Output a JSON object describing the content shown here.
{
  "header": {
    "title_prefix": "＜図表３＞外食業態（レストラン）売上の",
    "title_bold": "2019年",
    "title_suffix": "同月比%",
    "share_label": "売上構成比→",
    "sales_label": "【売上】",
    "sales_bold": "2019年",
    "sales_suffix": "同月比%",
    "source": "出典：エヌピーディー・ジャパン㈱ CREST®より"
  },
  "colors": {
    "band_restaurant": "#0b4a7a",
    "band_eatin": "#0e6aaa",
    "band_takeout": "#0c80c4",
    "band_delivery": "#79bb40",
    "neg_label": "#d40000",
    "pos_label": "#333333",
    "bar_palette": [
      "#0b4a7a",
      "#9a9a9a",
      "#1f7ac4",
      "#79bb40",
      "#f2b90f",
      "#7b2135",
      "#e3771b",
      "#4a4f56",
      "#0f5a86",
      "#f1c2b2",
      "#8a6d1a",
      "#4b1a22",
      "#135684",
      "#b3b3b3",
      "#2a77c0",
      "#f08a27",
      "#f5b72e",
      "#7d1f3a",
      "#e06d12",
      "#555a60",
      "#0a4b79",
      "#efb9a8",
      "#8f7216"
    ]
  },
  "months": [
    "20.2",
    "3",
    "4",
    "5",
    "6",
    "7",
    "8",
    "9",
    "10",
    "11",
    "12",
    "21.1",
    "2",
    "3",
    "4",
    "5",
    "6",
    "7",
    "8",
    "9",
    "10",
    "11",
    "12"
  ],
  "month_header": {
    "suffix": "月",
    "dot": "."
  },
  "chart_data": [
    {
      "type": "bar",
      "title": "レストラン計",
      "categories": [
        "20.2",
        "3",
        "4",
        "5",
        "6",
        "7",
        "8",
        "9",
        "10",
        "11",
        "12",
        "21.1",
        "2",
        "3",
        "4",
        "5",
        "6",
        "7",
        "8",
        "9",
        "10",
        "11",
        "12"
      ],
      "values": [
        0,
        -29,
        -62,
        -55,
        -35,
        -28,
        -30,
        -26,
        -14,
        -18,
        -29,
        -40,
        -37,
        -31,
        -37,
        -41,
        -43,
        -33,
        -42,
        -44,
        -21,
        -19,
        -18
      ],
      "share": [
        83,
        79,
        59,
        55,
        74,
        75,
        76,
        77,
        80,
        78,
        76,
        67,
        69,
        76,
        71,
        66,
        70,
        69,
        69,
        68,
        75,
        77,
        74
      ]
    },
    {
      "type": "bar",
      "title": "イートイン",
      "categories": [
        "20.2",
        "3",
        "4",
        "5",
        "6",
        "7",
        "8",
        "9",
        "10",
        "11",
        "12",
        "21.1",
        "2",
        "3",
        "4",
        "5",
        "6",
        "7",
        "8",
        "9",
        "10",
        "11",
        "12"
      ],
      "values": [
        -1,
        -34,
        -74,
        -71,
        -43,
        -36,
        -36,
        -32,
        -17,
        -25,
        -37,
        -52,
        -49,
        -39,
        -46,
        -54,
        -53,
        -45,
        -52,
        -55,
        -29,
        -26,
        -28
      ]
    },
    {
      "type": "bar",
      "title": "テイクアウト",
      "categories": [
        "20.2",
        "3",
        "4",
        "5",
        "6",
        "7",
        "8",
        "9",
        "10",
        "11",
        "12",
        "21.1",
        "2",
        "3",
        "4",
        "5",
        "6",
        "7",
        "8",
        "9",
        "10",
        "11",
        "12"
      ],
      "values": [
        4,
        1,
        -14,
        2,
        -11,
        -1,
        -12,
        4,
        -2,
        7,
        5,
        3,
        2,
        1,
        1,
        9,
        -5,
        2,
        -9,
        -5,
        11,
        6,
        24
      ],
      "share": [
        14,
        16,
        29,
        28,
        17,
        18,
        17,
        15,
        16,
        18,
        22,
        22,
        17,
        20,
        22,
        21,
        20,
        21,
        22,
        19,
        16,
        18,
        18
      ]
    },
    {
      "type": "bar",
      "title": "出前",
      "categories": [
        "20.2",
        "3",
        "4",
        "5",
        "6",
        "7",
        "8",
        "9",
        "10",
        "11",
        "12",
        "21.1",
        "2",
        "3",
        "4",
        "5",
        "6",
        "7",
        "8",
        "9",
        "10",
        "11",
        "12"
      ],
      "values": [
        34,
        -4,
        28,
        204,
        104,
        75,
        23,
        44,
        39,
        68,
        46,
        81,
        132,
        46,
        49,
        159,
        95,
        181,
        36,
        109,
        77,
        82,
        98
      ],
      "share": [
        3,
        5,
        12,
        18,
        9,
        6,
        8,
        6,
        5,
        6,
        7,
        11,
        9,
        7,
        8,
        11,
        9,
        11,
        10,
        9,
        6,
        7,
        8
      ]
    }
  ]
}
═══
• _Aim_
Type out the whole listing above again, exactly as it stands.

• _Solution to the problem_
Output a JSON object describing the content shown here.
{
  "header": {
    "title_prefix": "＜図表３＞外食業態（レストラン）売上の",
    "title_bold": "2019年",
    "title_suffix": "同月比%",
    "share_label": "売上構成比→",
    "sales_label": "【売上】",
    "sales_bold": "2019年",
    "sales_suffix": "同月比%",
    "source": "出典：エヌピーディー・ジャパン㈱ CREST®より"
  },
  "colors": {
    "band_restaurant": "#0b4a7a",
    "band_eatin": "#0e6aaa",
    "band_takeout": "#0c80c4",
    "band_delivery": "#79bb40",
    "neg_label": "#d40000",
    "pos_label": "#333333",
    "bar_palette": [
      "#0b4a7a",
      "#9a9a9a",
      "#1f7ac4",
      "#79bb40",
      "#f2b90f",
      "#7b2135",
      "#e3771b",
      "#4a4f56",
      "#0f5a86",
      "#f1c2b2",
      "#8a6d1a",
      "#4b1a22",
      "#135684",
      "#b3b3b3",
      "#2a77c0",
      "#f08a27",
      "#f5b72e",
      "#7d1f3a",
      "#e06d12",
      "#555a60",
      "#0a4b79",
      "#efb9a8",
      "#8f7216"
    ]
  },
  "months": [
    "20.2",
    "3",
    "4",
    "5",
    "6",
    "7",
    "8",
    "9",
    "10",
    "11",
    "12",
    "21.1",
    "2",
    "3",
    "4",
    "5",
    "6",
    "7",
    "8",
    "9",
    "10",
    "11",
    "12"
  ],
  "month_header": {
    "suffix": "月",
    "dot": "."
  },
  "chart_data": [
    {
      "type": "bar",
      "title": "レストラン計",
      "categories": [
        "20.2",
        "3",
        "4",
        "5",
        "6",
        "7",
        "8",
        "9",
        "10",
        "11",
        "12",
        "21.1",
        "2",
        "3",
        "4",
        "5",
        "6",
        "7",
        "8",
        "9",
        "10",
        "11",
        "12"
      ],
      "values": [
        0,
        -29,
        -62,
        -55,
        -35,
        -28,
        -30,
        -26,
        -14,
        -18,
        -29,
        -40,
        -37,
        -31,
        -37,
        -41,
        -43,
        -33,
        -42,
        -44,
        -21,
        -19,
        -18
      ],
      "share": [
        83,
        79,
        59,
        55,
        74,
        75,
        76,
        77,
        80,
        78,
        76,
        67,
        69,
        76,
        71,
        66,
        70,
        69,
        69,
        68,
        75,
        77,
        74
      ]
    },
    {
      "type": "bar",
      "title": "イートイン",
      "categories": [
        "20.2",
        "3",
        "4",
        "5",
        "6",
        "7",
        "8",
        "9",
        "10",
        "11",
        "12",
        "21.1",
        "2",
        "3",
        "4",
        "5",
        "6",
        "7",
        "8",
        "9",
        "10",
        "11",
        "12"
      ],
      "values": [
        -1,
        -34,
        -74,
        -71,
        -43,
        -36,
        -36,
        -32,
        -17,
        -25,
        -37,
        -52,
        -49,
        -39,
        -46,
        -54,
        -53,
        -45,
        -52,
        -55,
        -29,
        -26,
        -28
      ]
    },
    {
      "type": "bar",
      "title": "テイクアウト",
      "categories": [
        "20.2",
        "3",
        "4",
        "5",
        "6",
        "7",
        "8",
        "9",
        "10",
        "11",
        "12",
        "21.1",
        "2",
        "3",
        "4",
        "5",
        "6",
        "7",
        "8",
        "9",
        "10",
        "11",
        "12"
      ],
      "values": [
        4,
        1,
        -14,
        2,
        -11,
        -1,
        -12,
        4,
        -2,
        7,
        5,
        3,
        2,
        1,
        1,
        9,
        -5,
        2,
        -9,
        -5,
        11,
        6,
        24
      ],
      "share": [
        14,
        16,
        29,
        28,
        17,
        18,
        17,
        15,
        16,
        18,
        22,
        22,
        17,
        20,
        22,
        21,
        20,
        21,
        22,
        19,
        16,
        18,
        18
      ]
    },
    {
      "type": "bar",
      "title": "出前",
      "categories": [
        "20.2",
        "3",
        "4",
        "5",
        "6",
        "7",
        "8",
        "9",
        "10",
        "11",
        "12",
        "21.1",
        "2",
        "3",
        "4",
        "5",
        "6",
        "7",
        "8",
        "9",
        "10",
        "11",
        "12"
      ],
      "values": [
        34,
        -4,
        28,
        204,
        104,
        75,
        23,
        44,
        39,
        68,
        46,
        81,
        132,
        46,
        49,
        159,
        95,
        181,
        36,
        109,
        77,
        82,
        98
      ],
      "share": [
        3,
        5,
        12,
        18,
        9,
        6,
        8,
        6,
        5,
        6,
        7,
        11,
        9,
        7,
        8,
        11,
        9,
        11,
        10,
        9,
        6,
        7,
        8
      ]
    }
  ]
}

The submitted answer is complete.